-- PROBLEMS AND TASKS --
1/ According to the article on war powers, on what date did Jeremy Corbyn secure an emergency debate in the House of Commons?
2/ Pick up the article on war powers after its final paragraph and continue writing it.

-- PROVIDED PASSAGE --

· · · · ·

ALISON BROINOWSKI. War on demand

Apr 20, 2018

The UK and the US moved closer this week to enabling their governments to bypass legal and  democratic processes in committing forces to war, virtually anywhere, at any time and continuously. Australian politicians and the mainstream media seem to assume that this has nothing to do with Australia and we are not interested.

On 17 April, just days after the UK had joined the US and France in bombing what they claimed were ‘chemical weapons’ sites in Syria, Labour leader Jeremy Corbyn secured a three-hour emergency debate in the House of Commons. He proposed a War Powers Act that would prevent the government having UK forces attack foreign countries without prior parliamentary consent. In a heated exchange about the attack on Syria, Corbyn said the legislation he proposed would ‘transform a broken convention into a legal convention.’

He was referring to the fact that the constitution-less UK for centuries accepted the sovereign right of the monarch to declare war, and in modern times considers that power to have devolved to the executive government, as do Australia, Canada, and New Zealand. In both the Lords and the Commons, a convention has developed in the 21st century that a government should consult the Parliament before committing troops to war, and Tony Blair successfully applied it in 2003 to secure approval of the Iraq invasion. A decade later, David Cameron sought to do the same in response to the Syrian government’s alleged use of chemical weapons, but enough MPs remembered how they were deceived about Iraq’s weapons of mass destruction to defeat him. So in 2015 Cameron deployed the RAF to Syria by simply bypassing the Parliament. Efforts in both houses to write convention into law have not succeeded, and the UK government has set aside years of bipartisan promises and rejected the requirement to consult Parliament as an ‘artificial’ constraint.

· · · · ·

-- DATA BLOCK --
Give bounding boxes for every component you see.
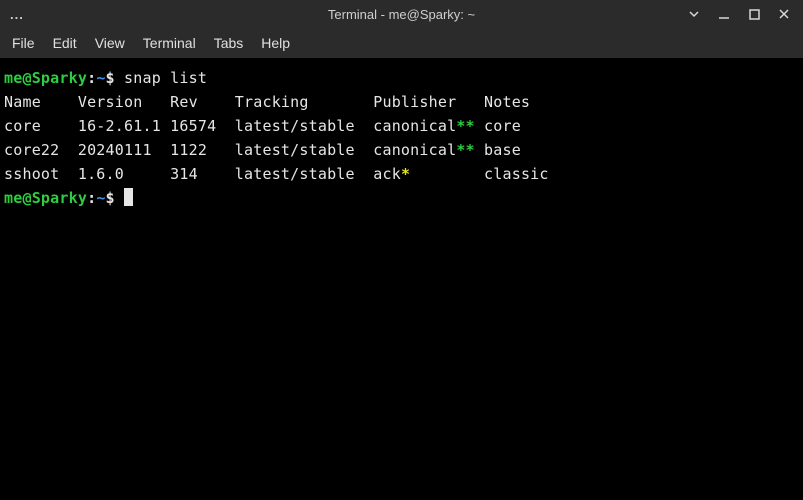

· · · · ·

-- REPLIES --
1/ 17 April

2/
Reviving the issue and applying it to a new deployment, Corbyn said the Prime Minister ‘is accountable to this Parliament, not to the whims of the US president.’ Theresa May predictably played her legal, moral, and humanitarian cards and Corbyn’s motion was defeated (https://www.express.co.uk/news/uk/947485/Syria-strike-UK-Tory-Jeremy-Corbyn-war-power-act-demand-Theresa-May-Douma-latest7). The Scottish National Party’s Westminster leader Ian Blackford contradicted the Prime Minister, welcoming Corbyn’s support of the SNP’s war powers policy and asserting that ‘Once again, we are being dragged into military action with little regard for the humanitarian situation on the ground [and] no long-term strategic plan’ (https://www.rt.com/uk/424352-corbyn-debate-war-act/).

My British interlocutor in Sydney dismisses the debate, saying ‘Corbyn is a bit of a nutter.’ My Australian informant in London considers that Corbyn missed his opportunity by concentrating on immediate events in Syria, and repeating that ‘it was about the accountability of Parliament to the people and the accountability of the Government to the Parliament,’ which while true, probably changed few opinions. Corbyn acknowledged that the UK would have to make an exception about Parliamentary processes in an emergency, as most democracies do, but he didn’t discuss the question that Australian ministers say most concerns them, how to protect secret intelligence. Theresa May didn’t go there either, and agreed with Corbyn that decisions for war should be made by the Parliament, but not in exceptional circumstances, which she too had trouble defining, presumably because of the raid on Syria.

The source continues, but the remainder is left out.